◆ Short task ◆
State how many lines in these records contain the word "Mercure", and nothing else.

##### Materials provided #####

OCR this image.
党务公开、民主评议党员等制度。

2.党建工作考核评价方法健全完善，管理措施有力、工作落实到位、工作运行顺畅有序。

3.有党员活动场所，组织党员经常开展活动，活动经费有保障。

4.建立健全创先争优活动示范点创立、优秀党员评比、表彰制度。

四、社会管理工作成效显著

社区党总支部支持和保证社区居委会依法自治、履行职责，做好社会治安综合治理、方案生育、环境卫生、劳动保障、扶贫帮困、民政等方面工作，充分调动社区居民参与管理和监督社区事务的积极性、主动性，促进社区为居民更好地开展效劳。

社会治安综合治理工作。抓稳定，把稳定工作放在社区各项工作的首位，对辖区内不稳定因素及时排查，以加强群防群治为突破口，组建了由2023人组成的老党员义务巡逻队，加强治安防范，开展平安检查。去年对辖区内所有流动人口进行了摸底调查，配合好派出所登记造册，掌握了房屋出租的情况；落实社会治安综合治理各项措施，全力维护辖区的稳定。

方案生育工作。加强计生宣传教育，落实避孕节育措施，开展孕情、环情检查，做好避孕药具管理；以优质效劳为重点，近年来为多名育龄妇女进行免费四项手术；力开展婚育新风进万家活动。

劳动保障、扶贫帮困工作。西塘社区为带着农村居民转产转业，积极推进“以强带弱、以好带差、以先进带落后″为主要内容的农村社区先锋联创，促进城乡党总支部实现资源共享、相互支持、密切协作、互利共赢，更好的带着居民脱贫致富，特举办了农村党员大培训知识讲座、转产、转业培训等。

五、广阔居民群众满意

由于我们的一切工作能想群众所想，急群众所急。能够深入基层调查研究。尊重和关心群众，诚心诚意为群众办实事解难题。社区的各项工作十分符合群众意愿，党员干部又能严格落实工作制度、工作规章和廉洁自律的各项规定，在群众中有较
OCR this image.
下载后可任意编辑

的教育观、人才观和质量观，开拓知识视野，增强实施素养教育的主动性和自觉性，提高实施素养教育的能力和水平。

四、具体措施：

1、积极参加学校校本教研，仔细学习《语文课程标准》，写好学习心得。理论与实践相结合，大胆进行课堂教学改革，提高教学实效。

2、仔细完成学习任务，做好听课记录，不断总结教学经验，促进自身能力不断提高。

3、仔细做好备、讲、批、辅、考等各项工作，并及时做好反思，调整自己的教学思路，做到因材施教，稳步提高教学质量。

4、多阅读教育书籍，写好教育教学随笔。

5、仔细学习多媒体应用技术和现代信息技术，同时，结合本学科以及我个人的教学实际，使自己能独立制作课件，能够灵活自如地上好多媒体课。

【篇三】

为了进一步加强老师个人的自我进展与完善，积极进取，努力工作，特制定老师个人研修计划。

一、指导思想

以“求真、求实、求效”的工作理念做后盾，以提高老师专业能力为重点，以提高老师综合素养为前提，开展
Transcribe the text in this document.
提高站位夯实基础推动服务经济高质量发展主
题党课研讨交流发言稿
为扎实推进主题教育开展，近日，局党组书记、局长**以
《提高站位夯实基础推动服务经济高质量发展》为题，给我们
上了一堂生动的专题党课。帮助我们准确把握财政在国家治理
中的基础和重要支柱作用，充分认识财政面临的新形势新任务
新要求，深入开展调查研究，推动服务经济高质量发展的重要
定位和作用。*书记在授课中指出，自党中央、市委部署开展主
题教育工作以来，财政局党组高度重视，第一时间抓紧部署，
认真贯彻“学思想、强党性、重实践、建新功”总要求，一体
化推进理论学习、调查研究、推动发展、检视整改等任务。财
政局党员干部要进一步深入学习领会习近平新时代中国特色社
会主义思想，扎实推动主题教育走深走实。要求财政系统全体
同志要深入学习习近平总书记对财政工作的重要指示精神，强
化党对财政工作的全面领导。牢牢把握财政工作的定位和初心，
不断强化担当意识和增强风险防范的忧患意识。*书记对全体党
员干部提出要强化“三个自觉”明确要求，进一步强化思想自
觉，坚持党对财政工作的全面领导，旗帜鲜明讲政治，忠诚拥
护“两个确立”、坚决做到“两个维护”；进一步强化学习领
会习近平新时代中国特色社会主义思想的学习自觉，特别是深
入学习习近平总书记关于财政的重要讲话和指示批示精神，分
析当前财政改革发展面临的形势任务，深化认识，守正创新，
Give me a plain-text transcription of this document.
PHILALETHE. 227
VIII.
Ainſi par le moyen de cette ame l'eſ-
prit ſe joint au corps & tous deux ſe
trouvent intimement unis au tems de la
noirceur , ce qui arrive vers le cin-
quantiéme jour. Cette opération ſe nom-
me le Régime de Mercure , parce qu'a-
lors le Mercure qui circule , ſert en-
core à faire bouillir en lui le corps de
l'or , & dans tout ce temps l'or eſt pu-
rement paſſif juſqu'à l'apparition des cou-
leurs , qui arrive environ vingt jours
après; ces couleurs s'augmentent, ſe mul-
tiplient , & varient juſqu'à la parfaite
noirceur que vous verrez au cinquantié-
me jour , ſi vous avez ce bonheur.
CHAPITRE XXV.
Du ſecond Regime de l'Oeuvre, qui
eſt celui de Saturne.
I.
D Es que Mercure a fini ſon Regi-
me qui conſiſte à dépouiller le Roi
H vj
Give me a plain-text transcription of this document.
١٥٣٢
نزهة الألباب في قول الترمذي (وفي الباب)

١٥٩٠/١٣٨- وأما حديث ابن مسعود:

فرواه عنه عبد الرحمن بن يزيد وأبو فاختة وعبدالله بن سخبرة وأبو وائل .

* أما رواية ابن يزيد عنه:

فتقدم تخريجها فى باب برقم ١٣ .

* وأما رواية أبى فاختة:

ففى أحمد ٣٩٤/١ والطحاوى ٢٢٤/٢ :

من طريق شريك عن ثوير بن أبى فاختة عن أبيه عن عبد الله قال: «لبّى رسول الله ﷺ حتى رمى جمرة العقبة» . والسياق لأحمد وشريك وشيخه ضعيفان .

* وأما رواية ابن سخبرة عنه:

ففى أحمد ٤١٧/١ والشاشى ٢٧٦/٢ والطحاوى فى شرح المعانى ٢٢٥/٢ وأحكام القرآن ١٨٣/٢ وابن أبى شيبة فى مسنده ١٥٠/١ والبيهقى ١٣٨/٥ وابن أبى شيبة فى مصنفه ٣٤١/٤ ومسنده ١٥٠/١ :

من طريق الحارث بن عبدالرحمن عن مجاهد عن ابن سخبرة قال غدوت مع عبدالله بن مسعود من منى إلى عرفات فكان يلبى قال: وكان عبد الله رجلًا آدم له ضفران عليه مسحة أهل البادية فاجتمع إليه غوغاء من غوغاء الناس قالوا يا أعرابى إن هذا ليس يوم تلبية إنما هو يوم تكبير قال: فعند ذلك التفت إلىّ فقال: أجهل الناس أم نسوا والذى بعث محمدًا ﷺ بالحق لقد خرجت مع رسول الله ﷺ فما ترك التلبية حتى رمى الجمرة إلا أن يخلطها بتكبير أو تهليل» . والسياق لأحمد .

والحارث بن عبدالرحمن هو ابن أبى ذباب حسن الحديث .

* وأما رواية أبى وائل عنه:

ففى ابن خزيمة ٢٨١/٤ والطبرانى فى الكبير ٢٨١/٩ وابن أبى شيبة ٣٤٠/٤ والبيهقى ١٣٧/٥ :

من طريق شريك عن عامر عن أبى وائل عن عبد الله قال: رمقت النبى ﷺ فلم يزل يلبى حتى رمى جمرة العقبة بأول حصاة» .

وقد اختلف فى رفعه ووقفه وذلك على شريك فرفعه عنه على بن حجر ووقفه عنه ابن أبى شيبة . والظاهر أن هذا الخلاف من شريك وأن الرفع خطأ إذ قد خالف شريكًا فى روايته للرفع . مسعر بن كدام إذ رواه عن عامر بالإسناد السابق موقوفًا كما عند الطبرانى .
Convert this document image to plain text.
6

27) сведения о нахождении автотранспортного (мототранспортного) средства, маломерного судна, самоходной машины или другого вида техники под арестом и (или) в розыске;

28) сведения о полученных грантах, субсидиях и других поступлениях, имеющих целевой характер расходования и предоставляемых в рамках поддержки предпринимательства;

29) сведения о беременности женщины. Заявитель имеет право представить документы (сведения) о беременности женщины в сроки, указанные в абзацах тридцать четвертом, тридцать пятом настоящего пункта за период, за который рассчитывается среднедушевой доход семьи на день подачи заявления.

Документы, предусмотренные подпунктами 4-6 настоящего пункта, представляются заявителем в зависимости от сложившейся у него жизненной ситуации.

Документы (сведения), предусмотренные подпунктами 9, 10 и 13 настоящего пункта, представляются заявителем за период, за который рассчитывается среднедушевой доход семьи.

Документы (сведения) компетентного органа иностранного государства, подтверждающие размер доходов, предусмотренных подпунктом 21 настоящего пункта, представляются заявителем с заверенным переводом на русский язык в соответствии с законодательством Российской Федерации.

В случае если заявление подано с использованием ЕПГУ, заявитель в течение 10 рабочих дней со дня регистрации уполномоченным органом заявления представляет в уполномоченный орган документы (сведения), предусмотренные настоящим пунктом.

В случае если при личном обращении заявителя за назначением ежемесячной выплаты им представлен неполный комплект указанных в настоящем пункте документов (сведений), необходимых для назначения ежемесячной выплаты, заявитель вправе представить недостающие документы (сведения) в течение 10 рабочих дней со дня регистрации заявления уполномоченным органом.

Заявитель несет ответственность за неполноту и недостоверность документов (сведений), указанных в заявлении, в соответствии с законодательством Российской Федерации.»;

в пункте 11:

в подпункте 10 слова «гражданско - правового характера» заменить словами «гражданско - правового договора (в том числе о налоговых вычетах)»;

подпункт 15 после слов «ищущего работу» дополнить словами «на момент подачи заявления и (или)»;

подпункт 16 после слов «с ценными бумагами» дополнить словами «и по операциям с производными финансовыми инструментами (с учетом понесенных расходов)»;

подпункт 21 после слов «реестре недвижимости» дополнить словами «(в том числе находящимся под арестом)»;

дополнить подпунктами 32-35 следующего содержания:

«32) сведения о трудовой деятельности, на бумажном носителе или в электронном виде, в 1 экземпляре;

#####

◆ Output ◆
3